## Stated problem
Extract all lines that hold "name" from the records below.

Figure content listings
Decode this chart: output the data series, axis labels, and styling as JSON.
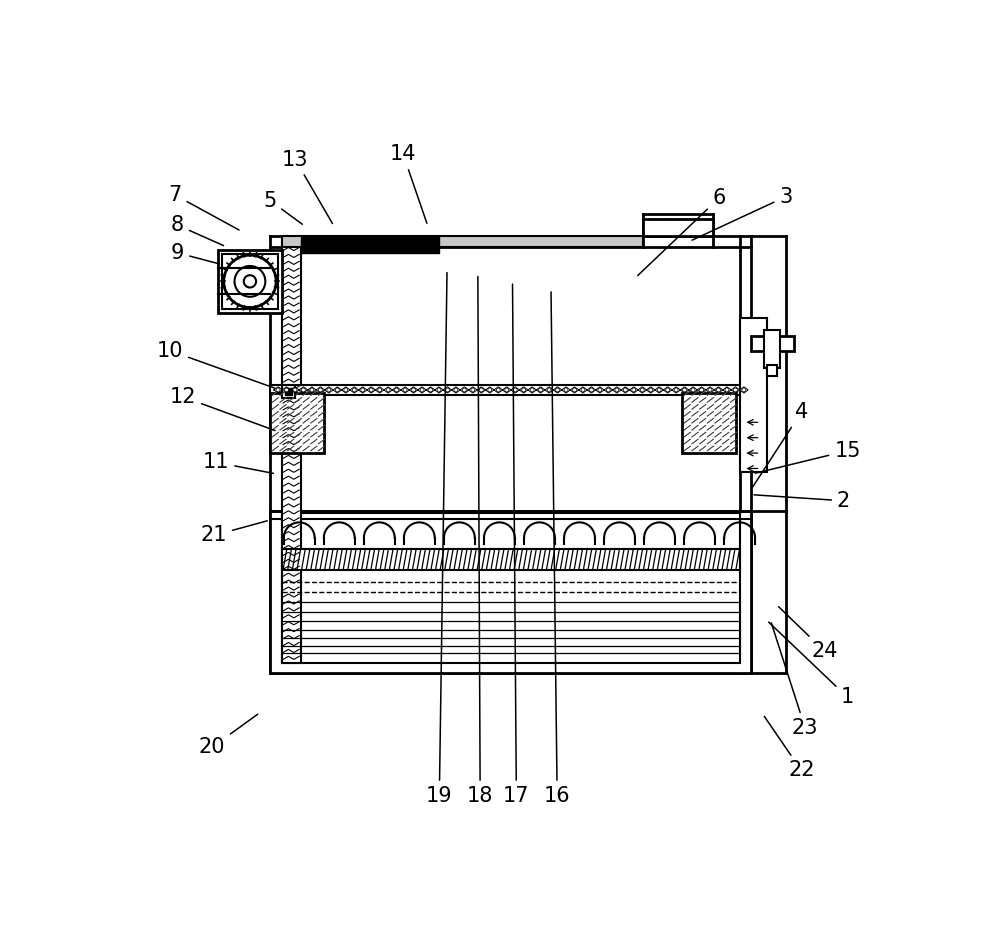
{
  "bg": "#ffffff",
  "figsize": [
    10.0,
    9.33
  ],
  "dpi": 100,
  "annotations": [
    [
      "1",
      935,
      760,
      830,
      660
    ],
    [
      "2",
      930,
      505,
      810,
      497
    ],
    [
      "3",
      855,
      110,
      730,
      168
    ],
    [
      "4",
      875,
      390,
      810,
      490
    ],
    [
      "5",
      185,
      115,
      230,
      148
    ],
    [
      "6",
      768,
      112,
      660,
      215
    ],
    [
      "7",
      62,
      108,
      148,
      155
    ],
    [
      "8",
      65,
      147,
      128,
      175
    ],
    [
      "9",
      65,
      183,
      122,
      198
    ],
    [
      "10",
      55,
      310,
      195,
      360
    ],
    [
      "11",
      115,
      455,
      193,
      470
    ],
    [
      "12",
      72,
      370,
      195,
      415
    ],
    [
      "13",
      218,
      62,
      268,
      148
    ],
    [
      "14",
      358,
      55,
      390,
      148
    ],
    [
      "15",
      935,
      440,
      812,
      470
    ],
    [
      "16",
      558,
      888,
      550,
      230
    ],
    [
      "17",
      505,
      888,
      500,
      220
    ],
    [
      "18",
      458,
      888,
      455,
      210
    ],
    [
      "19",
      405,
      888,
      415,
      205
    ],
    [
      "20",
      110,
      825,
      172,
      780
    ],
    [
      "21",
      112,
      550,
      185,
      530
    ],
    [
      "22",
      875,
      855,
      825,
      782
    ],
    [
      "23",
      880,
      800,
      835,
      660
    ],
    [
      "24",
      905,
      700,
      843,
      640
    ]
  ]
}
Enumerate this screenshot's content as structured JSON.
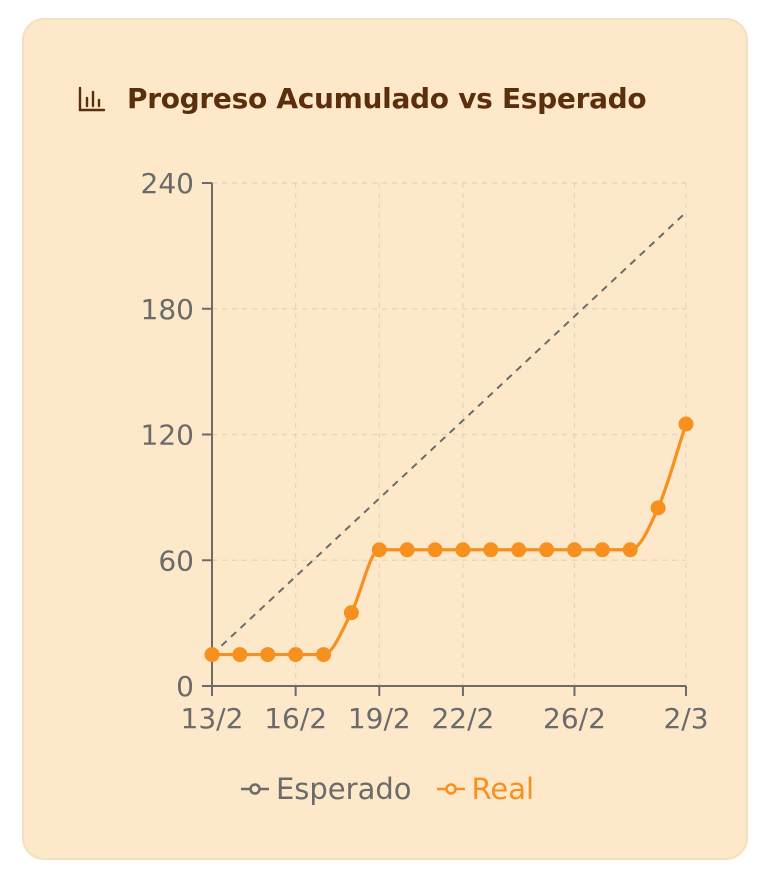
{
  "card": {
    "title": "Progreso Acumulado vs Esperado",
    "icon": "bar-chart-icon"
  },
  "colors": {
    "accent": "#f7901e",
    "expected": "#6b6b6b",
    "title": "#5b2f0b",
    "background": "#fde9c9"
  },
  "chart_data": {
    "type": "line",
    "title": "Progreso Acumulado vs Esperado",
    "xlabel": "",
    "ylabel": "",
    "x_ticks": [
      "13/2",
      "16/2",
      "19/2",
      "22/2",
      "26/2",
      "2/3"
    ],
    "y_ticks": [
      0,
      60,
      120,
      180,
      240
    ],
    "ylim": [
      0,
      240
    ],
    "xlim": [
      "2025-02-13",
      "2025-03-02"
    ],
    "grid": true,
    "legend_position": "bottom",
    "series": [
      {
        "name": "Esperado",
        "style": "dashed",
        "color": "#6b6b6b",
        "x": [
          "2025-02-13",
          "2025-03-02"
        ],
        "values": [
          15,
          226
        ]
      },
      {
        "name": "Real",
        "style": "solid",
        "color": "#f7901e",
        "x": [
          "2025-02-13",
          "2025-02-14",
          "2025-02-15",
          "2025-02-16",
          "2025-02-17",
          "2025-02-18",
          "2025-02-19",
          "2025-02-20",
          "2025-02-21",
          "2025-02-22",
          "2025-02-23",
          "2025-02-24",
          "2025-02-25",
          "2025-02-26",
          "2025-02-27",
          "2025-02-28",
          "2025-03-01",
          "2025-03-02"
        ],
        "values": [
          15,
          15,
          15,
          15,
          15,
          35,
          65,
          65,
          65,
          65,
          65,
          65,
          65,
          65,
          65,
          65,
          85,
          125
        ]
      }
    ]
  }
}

...

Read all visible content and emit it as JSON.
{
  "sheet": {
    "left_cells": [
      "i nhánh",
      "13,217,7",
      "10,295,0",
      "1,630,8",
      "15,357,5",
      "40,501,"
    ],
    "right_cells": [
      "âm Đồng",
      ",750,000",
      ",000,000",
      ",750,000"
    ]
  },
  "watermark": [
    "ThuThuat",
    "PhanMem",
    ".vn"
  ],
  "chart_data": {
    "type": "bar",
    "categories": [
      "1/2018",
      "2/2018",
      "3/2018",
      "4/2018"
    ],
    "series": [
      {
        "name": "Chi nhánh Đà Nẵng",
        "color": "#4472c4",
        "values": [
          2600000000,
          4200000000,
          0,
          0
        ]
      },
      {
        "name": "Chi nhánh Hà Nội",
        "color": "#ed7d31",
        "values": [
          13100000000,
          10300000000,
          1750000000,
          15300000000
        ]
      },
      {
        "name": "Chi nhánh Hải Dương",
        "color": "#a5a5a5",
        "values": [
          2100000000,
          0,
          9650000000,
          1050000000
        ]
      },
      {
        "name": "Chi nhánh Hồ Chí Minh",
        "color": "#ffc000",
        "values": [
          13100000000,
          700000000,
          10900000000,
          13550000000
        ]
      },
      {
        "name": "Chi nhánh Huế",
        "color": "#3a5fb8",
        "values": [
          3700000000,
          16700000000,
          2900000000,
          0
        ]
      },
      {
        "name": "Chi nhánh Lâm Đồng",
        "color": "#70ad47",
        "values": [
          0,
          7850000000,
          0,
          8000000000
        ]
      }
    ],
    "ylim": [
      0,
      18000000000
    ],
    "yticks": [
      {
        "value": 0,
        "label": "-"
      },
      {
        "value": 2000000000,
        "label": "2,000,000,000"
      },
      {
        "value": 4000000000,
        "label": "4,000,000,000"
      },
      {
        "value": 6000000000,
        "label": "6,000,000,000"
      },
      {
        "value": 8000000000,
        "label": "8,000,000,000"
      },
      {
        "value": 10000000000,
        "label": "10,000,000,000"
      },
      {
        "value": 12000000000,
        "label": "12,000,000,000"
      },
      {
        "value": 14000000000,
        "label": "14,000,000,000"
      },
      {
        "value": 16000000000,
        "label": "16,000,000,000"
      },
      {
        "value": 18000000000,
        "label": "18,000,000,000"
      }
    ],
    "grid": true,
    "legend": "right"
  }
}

## Output for this exercise
        "name": "Esperado",
        "name": "Real",
        "name": "Chi nhánh Đà Nẵng",
        "name": "Chi nhánh Hà Nội",
        "name": "Chi nhánh Hải Dương",
        "name": "Chi nhánh Hồ Chí Minh",
        "name": "Chi nhánh Huế",
        "name": "Chi nhánh Lâm Đồng",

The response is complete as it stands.